- _SUPPLIED DATA_
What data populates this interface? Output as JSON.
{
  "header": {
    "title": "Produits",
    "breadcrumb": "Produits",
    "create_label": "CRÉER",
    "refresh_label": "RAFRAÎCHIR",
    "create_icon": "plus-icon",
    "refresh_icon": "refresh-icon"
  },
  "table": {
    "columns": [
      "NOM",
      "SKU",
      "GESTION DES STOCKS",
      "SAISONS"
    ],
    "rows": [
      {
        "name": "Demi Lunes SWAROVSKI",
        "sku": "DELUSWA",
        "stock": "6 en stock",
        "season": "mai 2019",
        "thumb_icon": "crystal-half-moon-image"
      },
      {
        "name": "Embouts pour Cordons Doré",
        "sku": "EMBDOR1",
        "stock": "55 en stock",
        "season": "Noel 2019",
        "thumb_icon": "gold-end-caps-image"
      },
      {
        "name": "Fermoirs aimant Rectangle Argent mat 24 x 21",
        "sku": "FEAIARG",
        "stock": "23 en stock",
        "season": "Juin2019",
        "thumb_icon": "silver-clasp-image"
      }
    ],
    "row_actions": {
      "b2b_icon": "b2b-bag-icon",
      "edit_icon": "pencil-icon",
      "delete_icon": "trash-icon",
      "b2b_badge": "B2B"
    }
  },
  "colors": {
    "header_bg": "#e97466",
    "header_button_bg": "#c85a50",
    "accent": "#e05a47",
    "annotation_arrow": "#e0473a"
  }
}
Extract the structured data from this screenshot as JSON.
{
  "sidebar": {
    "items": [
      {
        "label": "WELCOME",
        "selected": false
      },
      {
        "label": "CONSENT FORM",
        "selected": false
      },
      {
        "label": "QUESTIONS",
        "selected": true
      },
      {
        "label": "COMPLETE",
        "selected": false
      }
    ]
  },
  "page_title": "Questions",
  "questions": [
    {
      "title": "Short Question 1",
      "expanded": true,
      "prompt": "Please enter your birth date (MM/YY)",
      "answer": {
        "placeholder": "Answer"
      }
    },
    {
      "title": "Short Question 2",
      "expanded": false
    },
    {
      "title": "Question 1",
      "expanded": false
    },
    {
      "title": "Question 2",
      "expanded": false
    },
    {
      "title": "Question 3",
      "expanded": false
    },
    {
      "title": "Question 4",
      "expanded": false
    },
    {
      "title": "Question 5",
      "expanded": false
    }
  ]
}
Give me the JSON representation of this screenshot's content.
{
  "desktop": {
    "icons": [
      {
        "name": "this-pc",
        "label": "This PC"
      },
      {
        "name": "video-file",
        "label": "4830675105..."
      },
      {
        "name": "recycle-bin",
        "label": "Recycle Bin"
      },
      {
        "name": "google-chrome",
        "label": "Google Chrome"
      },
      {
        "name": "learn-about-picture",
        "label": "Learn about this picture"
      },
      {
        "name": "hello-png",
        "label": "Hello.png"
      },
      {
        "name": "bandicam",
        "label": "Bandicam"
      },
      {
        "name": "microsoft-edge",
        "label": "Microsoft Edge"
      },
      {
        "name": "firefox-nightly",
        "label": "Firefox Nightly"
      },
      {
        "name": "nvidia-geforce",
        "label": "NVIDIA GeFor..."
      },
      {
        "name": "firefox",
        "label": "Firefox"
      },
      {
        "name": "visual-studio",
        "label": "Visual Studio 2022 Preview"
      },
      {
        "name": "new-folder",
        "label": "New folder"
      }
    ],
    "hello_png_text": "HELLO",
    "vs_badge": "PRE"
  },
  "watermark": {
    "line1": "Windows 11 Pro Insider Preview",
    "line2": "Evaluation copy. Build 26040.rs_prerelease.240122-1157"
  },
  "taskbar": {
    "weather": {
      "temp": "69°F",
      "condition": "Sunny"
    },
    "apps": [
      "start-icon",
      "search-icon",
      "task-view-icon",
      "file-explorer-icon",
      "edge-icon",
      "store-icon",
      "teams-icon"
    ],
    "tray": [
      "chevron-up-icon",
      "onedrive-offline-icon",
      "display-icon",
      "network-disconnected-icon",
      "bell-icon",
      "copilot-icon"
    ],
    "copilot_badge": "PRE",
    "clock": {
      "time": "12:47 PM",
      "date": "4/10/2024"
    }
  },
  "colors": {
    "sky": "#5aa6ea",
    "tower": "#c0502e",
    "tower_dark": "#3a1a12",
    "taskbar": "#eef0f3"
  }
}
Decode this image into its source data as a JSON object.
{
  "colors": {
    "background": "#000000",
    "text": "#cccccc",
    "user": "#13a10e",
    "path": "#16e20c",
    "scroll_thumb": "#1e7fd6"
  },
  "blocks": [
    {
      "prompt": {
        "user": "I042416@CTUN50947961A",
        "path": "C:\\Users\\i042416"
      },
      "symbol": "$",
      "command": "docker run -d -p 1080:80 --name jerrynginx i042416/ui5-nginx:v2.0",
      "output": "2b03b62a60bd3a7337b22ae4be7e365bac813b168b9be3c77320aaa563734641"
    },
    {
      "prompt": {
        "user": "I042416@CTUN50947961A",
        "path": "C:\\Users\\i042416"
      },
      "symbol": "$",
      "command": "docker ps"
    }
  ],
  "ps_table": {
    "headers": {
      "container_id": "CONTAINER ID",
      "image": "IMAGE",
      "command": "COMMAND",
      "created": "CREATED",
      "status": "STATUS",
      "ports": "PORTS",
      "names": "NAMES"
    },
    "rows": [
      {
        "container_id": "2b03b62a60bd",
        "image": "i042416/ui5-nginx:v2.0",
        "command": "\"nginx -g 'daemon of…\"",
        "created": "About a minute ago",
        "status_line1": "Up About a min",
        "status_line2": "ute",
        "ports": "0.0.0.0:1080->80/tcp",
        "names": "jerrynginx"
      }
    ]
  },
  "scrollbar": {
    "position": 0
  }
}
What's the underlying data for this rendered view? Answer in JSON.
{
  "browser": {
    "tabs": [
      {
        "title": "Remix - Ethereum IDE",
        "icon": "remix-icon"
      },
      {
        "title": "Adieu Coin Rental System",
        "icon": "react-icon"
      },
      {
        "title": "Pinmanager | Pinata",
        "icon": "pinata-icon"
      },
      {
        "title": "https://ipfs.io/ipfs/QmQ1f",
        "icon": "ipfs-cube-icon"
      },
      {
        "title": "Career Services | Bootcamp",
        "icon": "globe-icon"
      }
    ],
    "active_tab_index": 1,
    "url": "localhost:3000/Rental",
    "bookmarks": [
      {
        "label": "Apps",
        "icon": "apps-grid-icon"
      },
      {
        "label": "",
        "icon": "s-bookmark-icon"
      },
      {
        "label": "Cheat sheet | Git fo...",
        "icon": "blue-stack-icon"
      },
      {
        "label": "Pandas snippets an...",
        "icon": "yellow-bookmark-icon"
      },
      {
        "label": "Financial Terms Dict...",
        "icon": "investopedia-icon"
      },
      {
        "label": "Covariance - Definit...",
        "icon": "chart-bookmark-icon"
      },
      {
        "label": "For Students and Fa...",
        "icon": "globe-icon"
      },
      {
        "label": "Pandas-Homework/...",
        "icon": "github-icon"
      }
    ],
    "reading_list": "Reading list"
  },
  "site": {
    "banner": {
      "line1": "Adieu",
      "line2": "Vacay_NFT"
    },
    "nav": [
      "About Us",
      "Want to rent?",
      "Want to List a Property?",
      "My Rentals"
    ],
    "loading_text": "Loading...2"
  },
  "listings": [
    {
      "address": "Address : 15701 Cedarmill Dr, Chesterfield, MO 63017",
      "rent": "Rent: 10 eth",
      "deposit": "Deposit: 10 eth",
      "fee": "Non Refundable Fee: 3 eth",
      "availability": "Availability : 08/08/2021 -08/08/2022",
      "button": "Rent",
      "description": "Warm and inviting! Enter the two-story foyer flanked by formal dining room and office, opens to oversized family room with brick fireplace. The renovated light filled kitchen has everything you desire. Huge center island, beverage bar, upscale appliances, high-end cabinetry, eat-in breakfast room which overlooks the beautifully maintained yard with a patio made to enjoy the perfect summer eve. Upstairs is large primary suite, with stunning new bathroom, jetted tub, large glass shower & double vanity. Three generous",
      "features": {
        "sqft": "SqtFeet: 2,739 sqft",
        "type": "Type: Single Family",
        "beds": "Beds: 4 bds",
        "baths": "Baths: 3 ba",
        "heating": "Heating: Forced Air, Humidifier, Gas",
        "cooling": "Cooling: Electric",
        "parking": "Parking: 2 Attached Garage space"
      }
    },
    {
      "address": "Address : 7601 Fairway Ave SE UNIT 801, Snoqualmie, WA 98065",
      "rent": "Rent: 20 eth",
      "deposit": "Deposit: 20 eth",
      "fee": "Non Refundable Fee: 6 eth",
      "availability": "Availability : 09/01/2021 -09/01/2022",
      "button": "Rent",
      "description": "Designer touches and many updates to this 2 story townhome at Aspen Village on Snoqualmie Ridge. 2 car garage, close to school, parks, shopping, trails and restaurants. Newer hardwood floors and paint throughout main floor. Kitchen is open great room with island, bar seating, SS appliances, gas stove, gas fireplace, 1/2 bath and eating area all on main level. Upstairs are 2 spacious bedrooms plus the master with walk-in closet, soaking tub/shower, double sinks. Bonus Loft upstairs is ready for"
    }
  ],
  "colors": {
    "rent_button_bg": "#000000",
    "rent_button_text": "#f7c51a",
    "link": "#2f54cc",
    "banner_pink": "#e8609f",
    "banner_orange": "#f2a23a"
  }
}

- _WHAT YOU WILL DO_
Copy in full each line that holds the word "screenshot".

- _IN RESPONSE_
Extract the structured data from this screenshot as JSON.
Give me the JSON representation of this screenshot's content.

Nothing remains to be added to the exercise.